▶ **Work instructions**
Transcribe the material verbatim in full; the pictures do not belong in the copy.

▶ **Extracted records**
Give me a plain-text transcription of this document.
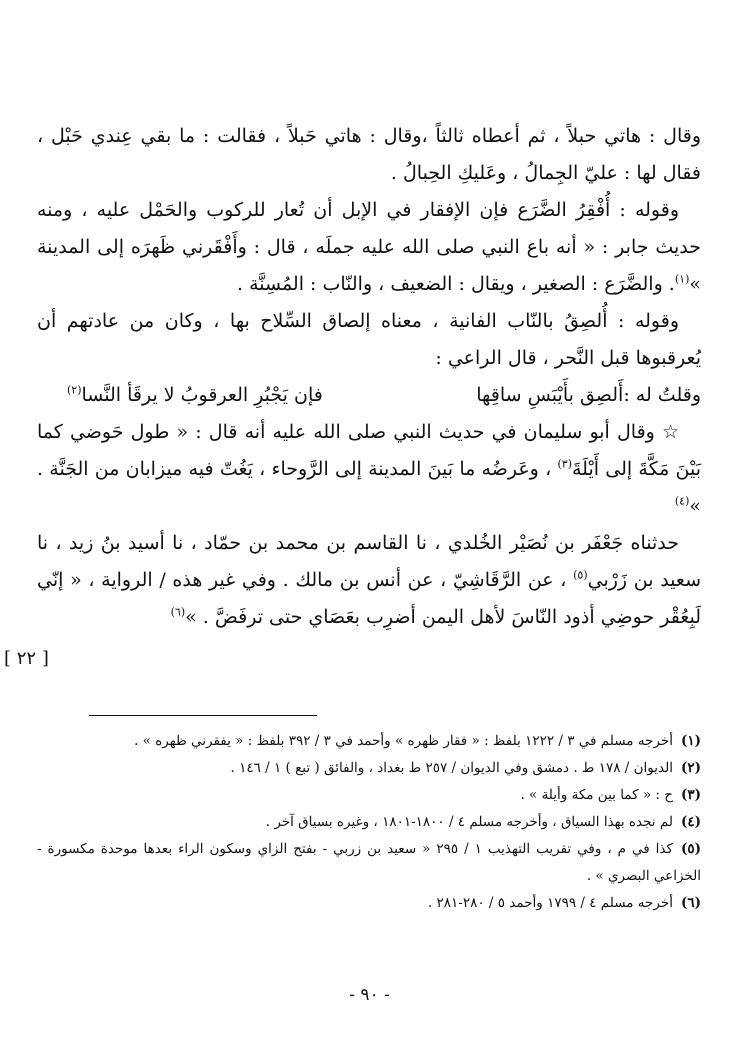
وقال : هاتي حبلاً ، ثم أعطاه ثالثاً ،وقال : هاتي حَبلاً ، فقالت : ما بقي عِندي حَبْل ، فقال لها : عليّ الجِمالُ ، وعَليكِ الحِبالُ .

وقوله : أُفْقِرُ الضَّرَع فإن الإفقار في الإبل أن تُعار للركوب والحَمْل عليه ، ومنه حديث جابر : « أنه باع النبي صلى الله عليه جملَه ، قال : وأَفْقَرني ظَهرَه إلى المدينة »$^{(١)}$. والضَّرَع : الصغير ، ويقال : الضعيف ، والنّاب : المُسِنَّة .

وقوله : أُلصِقُ بالنّاب الفانية ، معناه إلصاق السِّلاح بها ، وكان من عادتهم أن يُعرقبوها قبل النَّحر ، قال الراعي :

وقلتُ له :أَلصِق بأَيْبَسِ ساقِها
فإن يَجْبُرِ العرقوبُ لا يرقَأ النَّسا$^{(٢)}$

☆ وقال أبو سليمان في حديث النبي صلى الله عليه أنه قال : « طول حَوضي كما بَيْنَ مَكَّةَ إلى أَيْلَةَ$^{(٣)}$ ، وعَرضُه ما بَينَ المدينة إلى الرَّوحاء ، يَغُتّ فيه ميزابان من الجَنَّة . »$^{(٤)}$

حدثناه جَعْفَر بن نُصَيْر الخُلدي ، نا القاسم بن محمد بن حمّاد ، نا أسيد بنُ زيد ، نا سعيد بن زَرْبي$^{(٥)}$ ، عن الرَّقَاشِيّ ، عن أنس بن مالك . وفي غير هذه / الرواية ، « إنّي لَبِعُقْر حوضِي أذود النّاسَ لأهل اليمن أضرِب بعَصَاي حتى ترفَضَّ . »$^{(٦)}$

[ ٢٢ ]

(١)أخرجه مسلم في ٣ / ١٢٢٢ بلفظ : « فقار ظهره » وأحمد في ٣ / ٣٩٢ بلفظ : « يفقرني ظهره » .

(٢)الديوان / ١٧٨ ط . دمشق وفي الديوان / ٢٥٧ ط بغداد ، والفائق ( تبع ) ١ / ١٤٦ .

(٣)ح : « كما بين مكة وأيلة » .

(٤)لم نجده بهذا السياق ، وأخرجه مسلم ٤ / ١٨٠٠-١٨٠١ ، وغيره بسياق آخر .

(٥)كذا في م ، وفي تقريب التهذيب ١ / ٢٩٥ « سعيد بن زربي - بفتح الزاي وسكون الراء بعدها موحدة مكسورة - الخزاعي البصري » .

(٦)أخرجه مسلم ٤ / ١٧٩٩ وأحمد ٥ / ٢٨٠-٢٨١ .

- ٩٠ -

▶ **Finished task**
Give me a plain-text transcription of this document.
وقال : هاتي حبلاً ، ثم أعطاه ثالثاً ،وقال : هاتي حَبلاً ، فقالت : ما بقي عِندي حَبْل ، فقال لها : عليّ الجِمالُ ، وعَليكِ الحِبالُ .

وقوله : أُفْقِرُ الضَّرَع فإن الإفقار في الإبل أن تُعار للركوب والحَمْل عليه ، ومنه حديث جابر : « أنه باع النبي صلى الله عليه جملَه ، قال : وأَفْقَرني ظَهرَه إلى المدينة »$^{(١)}$. والضَّرَع : الصغير ، ويقال : الضعيف ، والنّاب : المُسِنَّة .

وقوله : أُلصِقُ بالنّاب الفانية ، معناه إلصاق السِّلاح بها ، وكان من عادتهم أن يُعرقبوها قبل النَّحر ، قال الراعي :

وقلتُ له :أَلصِق بأَيْبَسِ ساقِها
فإن يَجْبُرِ العرقوبُ لا يرقَأ النَّسا$^{(٢)}$

☆ وقال أبو سليمان في حديث النبي صلى الله عليه أنه قال : « طول حَوضي كما بَيْنَ مَكَّةَ إلى أَيْلَةَ$^{(٣)}$ ، وعَرضُه ما بَينَ المدينة إلى الرَّوحاء ، يَغُتّ فيه ميزابان من الجَنَّة . »$^{(٤)}$

حدثناه جَعْفَر بن نُصَيْر الخُلدي ، نا القاسم بن محمد بن حمّاد ، نا أسيد بنُ زيد ، نا سعيد بن زَرْبي$^{(٥)}$ ، عن الرَّقَاشِيّ ، عن أنس بن مالك . وفي غير هذه / الرواية ، « إنّي لَبِعُقْر حوضِي أذود النّاسَ لأهل اليمن أضرِب بعَصَاي حتى ترفَضَّ . »$^{(٦)}$

[ ٢٢ ]

(١)أخرجه مسلم في ٣ / ١٢٢٢ بلفظ : « فقار ظهره » وأحمد في ٣ / ٣٩٢ بلفظ : « يفقرني ظهره » .

(٢)الديوان / ١٧٨ ط . دمشق وفي الديوان / ٢٥٧ ط بغداد ، والفائق ( تبع ) ١ / ١٤٦ .

(٣)ح : « كما بين مكة وأيلة » .

(٤)لم نجده بهذا السياق ، وأخرجه مسلم ٤ / ١٨٠٠-١٨٠١ ، وغيره بسياق آخر .

(٥)كذا في م ، وفي تقريب التهذيب ١ / ٢٩٥ « سعيد بن زربي - بفتح الزاي وسكون الراء بعدها موحدة مكسورة - الخزاعي البصري » .

(٦)أخرجه مسلم ٤ / ١٧٩٩ وأحمد ٥ / ٢٨٠-٢٨١ .

- ٩٠ -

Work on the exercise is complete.